Your goal: Below are some records; return each one exactly.

---------- Dataset entries

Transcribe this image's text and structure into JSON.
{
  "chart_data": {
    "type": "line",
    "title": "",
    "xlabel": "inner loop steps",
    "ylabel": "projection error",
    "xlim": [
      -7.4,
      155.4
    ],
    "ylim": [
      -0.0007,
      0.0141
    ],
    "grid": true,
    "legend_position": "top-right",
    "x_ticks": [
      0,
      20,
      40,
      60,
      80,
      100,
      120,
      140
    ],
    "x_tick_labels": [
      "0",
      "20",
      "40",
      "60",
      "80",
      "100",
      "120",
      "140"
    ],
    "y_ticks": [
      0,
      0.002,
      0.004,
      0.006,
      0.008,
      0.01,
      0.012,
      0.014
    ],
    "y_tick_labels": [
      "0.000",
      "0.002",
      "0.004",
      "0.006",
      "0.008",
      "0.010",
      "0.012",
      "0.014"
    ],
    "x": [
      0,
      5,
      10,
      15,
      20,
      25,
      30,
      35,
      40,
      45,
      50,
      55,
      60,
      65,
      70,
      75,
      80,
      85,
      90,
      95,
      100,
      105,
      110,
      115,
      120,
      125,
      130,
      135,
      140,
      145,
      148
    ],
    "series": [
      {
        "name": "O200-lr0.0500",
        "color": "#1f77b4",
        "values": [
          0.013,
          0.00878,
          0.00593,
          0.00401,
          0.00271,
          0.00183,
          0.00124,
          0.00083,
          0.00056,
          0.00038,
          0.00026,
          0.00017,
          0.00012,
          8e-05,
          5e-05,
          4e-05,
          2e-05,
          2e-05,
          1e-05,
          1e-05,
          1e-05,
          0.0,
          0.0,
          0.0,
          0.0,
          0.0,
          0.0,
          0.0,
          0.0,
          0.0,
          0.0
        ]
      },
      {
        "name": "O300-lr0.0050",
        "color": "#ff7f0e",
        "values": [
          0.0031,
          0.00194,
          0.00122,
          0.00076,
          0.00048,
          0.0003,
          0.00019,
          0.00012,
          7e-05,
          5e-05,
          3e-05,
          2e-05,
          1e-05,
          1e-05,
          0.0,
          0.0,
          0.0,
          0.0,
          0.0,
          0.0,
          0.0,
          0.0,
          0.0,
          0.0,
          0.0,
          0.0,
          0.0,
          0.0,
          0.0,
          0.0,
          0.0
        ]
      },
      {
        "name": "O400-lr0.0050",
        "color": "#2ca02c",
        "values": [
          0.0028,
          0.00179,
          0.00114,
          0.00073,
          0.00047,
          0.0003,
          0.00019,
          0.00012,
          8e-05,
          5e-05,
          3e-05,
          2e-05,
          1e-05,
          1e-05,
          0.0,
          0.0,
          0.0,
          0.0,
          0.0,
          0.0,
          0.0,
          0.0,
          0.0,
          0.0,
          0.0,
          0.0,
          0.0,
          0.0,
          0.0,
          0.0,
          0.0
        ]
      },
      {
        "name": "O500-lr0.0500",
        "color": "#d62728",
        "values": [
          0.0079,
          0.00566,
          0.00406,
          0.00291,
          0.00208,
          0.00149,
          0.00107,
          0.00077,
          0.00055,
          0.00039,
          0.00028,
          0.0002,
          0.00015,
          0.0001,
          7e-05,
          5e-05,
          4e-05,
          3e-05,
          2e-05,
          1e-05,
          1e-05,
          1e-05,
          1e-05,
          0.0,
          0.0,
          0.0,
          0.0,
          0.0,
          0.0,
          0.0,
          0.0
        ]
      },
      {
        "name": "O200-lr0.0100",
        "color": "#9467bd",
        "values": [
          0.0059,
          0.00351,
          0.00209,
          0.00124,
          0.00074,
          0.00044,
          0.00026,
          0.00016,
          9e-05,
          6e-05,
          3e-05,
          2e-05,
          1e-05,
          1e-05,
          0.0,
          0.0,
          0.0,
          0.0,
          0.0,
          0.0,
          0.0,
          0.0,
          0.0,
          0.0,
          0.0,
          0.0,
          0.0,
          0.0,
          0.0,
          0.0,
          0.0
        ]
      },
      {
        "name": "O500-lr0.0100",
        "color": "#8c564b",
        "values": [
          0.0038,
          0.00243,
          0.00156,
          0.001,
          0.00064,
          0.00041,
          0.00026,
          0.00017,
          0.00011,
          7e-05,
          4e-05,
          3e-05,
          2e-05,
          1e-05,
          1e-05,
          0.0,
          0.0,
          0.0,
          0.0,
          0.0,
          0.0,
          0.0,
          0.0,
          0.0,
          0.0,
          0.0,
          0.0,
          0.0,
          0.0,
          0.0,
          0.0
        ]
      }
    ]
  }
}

--------------------

The solution:
Transcribe this image's text and structure into JSON.
{
  "chart_data": {
    "type": "line",
    "title": "",
    "xlabel": "inner loop steps",
    "ylabel": "projection error",
    "xlim": [
      -7.4,
      155.4
    ],
    "ylim": [
      -0.0007,
      0.0141
    ],
    "grid": true,
    "legend_position": "top-right",
    "x_ticks": [
      0,
      20,
      40,
      60,
      80,
      100,
      120,
      140
    ],
    "x_tick_labels": [
      "0",
      "20",
      "40",
      "60",
      "80",
      "100",
      "120",
      "140"
    ],
    "y_ticks": [
      0,
      0.002,
      0.004,
      0.006,
      0.008,
      0.01,
      0.012,
      0.014
    ],
    "y_tick_labels": [
      "0.000",
      "0.002",
      "0.004",
      "0.006",
      "0.008",
      "0.010",
      "0.012",
      "0.014"
    ],
    "x": [
      0,
      5,
      10,
      15,
      20,
      25,
      30,
      35,
      40,
      45,
      50,
      55,
      60,
      65,
      70,
      75,
      80,
      85,
      90,
      95,
      100,
      105,
      110,
      115,
      120,
      125,
      130,
      135,
      140,
      145,
      148
    ],
    "series": [
      {
        "name": "O200-lr0.0500",
        "color": "#1f77b4",
        "values": [
          0.013,
          0.00878,
          0.00593,
          0.00401,
          0.00271,
          0.00183,
          0.00124,
          0.00083,
          0.00056,
          0.00038,
          0.00026,
          0.00017,
          0.00012,
          8e-05,
          5e-05,
          4e-05,
          2e-05,
          2e-05,
          1e-05,
          1e-05,
          1e-05,
          0.0,
          0.0,
          0.0,
          0.0,
          0.0,
          0.0,
          0.0,
          0.0,
          0.0,
          0.0
        ]
      },
      {
        "name": "O300-lr0.0050",
        "color": "#ff7f0e",
        "values": [
          0.0031,
          0.00194,
          0.00122,
          0.00076,
          0.00048,
          0.0003,
          0.00019,
          0.00012,
          7e-05,
          5e-05,
          3e-05,
          2e-05,
          1e-05,
          1e-05,
          0.0,
          0.0,
          0.0,
          0.0,
          0.0,
          0.0,
          0.0,
          0.0,
          0.0,
          0.0,
          0.0,
          0.0,
          0.0,
          0.0,
          0.0,
          0.0,
          0.0
        ]
      },
      {
        "name": "O400-lr0.0050",
        "color": "#2ca02c",
        "values": [
          0.0028,
          0.00179,
          0.00114,
          0.00073,
          0.00047,
          0.0003,
          0.00019,
          0.00012,
          8e-05,
          5e-05,
          3e-05,
          2e-05,
          1e-05,
          1e-05,
          0.0,
          0.0,
          0.0,
          0.0,
          0.0,
          0.0,
          0.0,
          0.0,
          0.0,
          0.0,
          0.0,
          0.0,
          0.0,
          0.0,
          0.0,
          0.0,
          0.0
        ]
      },
      {
        "name": "O500-lr0.0500",
        "color": "#d62728",
        "values": [
          0.0079,
          0.00566,
          0.00406,
          0.00291,
          0.00208,
          0.00149,
          0.00107,
          0.00077,
          0.00055,
          0.00039,
          0.00028,
          0.0002,
          0.00015,
          0.0001,
          7e-05,
          5e-05,
          4e-05,
          3e-05,
          2e-05,
          1e-05,
          1e-05,
          1e-05,
          1e-05,
          0.0,
          0.0,
          0.0,
          0.0,
          0.0,
          0.0,
          0.0,
          0.0
        ]
      },
      {
        "name": "O200-lr0.0100",
        "color": "#9467bd",
        "values": [
          0.0059,
          0.00351,
          0.00209,
          0.00124,
          0.00074,
          0.00044,
          0.00026,
          0.00016,
          9e-05,
          6e-05,
          3e-05,
          2e-05,
          1e-05,
          1e-05,
          0.0,
          0.0,
          0.0,
          0.0,
          0.0,
          0.0,
          0.0,
          0.0,
          0.0,
          0.0,
          0.0,
          0.0,
          0.0,
          0.0,
          0.0,
          0.0,
          0.0
        ]
      },
      {
        "name": "O500-lr0.0100",
        "color": "#8c564b",
        "values": [
          0.0038,
          0.00243,
          0.00156,
          0.001,
          0.00064,
          0.00041,
          0.00026,
          0.00017,
          0.00011,
          7e-05,
          4e-05,
          3e-05,
          2e-05,
          1e-05,
          1e-05,
          0.0,
          0.0,
          0.0,
          0.0,
          0.0,
          0.0,
          0.0,
          0.0,
          0.0,
          0.0,
          0.0,
          0.0,
          0.0,
          0.0,
          0.0,
          0.0
        ]
      }
    ]
  }
}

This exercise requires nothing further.